■ THE TASK:
All entries must be returned precisely as they appear.

# # # # #

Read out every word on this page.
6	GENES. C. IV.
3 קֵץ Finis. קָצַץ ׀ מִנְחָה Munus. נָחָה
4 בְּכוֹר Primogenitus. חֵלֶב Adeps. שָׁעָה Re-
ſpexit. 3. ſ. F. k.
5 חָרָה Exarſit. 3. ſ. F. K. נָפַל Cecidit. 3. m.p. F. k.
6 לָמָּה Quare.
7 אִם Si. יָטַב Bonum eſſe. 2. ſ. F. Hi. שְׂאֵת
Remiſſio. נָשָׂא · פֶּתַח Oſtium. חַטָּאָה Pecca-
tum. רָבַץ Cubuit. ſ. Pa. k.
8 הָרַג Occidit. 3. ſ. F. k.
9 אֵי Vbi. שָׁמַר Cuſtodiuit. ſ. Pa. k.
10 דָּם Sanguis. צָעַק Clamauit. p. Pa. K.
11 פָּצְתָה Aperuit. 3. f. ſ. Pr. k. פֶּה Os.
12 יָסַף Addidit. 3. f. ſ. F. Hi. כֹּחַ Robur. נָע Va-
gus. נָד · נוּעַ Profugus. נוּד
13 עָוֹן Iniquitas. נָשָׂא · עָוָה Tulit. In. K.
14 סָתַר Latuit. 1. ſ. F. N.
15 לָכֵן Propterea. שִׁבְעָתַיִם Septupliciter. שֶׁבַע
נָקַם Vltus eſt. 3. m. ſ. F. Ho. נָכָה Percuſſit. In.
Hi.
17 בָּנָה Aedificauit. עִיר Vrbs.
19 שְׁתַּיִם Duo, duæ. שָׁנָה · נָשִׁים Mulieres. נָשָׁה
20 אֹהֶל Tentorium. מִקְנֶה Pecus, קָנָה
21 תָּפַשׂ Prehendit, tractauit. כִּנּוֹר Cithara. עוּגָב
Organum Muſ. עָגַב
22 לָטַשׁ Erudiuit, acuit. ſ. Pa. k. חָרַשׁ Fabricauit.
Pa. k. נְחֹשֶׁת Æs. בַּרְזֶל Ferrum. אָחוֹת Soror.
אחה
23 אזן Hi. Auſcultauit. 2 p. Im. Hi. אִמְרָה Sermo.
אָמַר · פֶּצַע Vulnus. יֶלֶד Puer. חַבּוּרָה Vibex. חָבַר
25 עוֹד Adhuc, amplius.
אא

# # # # #

■ EXERCISE RESPONSE:
Read out every word on this page.
6	GENES. C. IV.
3 קֵץ Finis. קָצַץ ׀ מִנְחָה Munus. נָחָה
4 בְּכוֹר Primogenitus. חֵלֶב Adeps. שָׁעָה Re-
ſpexit. 3. ſ. F. k.
5 חָרָה Exarſit. 3. ſ. F. K. נָפַל Cecidit. 3. m.p. F. k.
6 לָמָּה Quare.
7 אִם Si. יָטַב Bonum eſſe. 2. ſ. F. Hi. שְׂאֵת
Remiſſio. נָשָׂא · פֶּתַח Oſtium. חַטָּאָה Pecca-
tum. רָבַץ Cubuit. ſ. Pa. k.
8 הָרַג Occidit. 3. ſ. F. k.
9 אֵי Vbi. שָׁמַר Cuſtodiuit. ſ. Pa. k.
10 דָּם Sanguis. צָעַק Clamauit. p. Pa. K.
11 פָּצְתָה Aperuit. 3. f. ſ. Pr. k. פֶּה Os.
12 יָסַף Addidit. 3. f. ſ. F. Hi. כֹּחַ Robur. נָע Va-
gus. נָד · נוּעַ Profugus. נוּד
13 עָוֹן Iniquitas. נָשָׂא · עָוָה Tulit. In. K.
14 סָתַר Latuit. 1. ſ. F. N.
15 לָכֵן Propterea. שִׁבְעָתַיִם Septupliciter. שֶׁבַע
נָקַם Vltus eſt. 3. m. ſ. F. Ho. נָכָה Percuſſit. In.
Hi.
17 בָּנָה Aedificauit. עִיר Vrbs.
19 שְׁתַּיִם Duo, duæ. שָׁנָה · נָשִׁים Mulieres. נָשָׁה
20 אֹהֶל Tentorium. מִקְנֶה Pecus, קָנָה
21 תָּפַשׂ Prehendit, tractauit. כִּנּוֹר Cithara. עוּגָב
Organum Muſ. עָגַב
22 לָטַשׁ Erudiuit, acuit. ſ. Pa. k. חָרַשׁ Fabricauit.
Pa. k. נְחֹשֶׁת Æs. בַּרְזֶל Ferrum. אָחוֹת Soror.
אחה
23 אזן Hi. Auſcultauit. 2 p. Im. Hi. אִמְרָה Sermo.
אָמַר · פֶּצַע Vulnus. יֶלֶד Puer. חַבּוּרָה Vibex. חָבַר
25 עוֹד Adhuc, amplius.
אא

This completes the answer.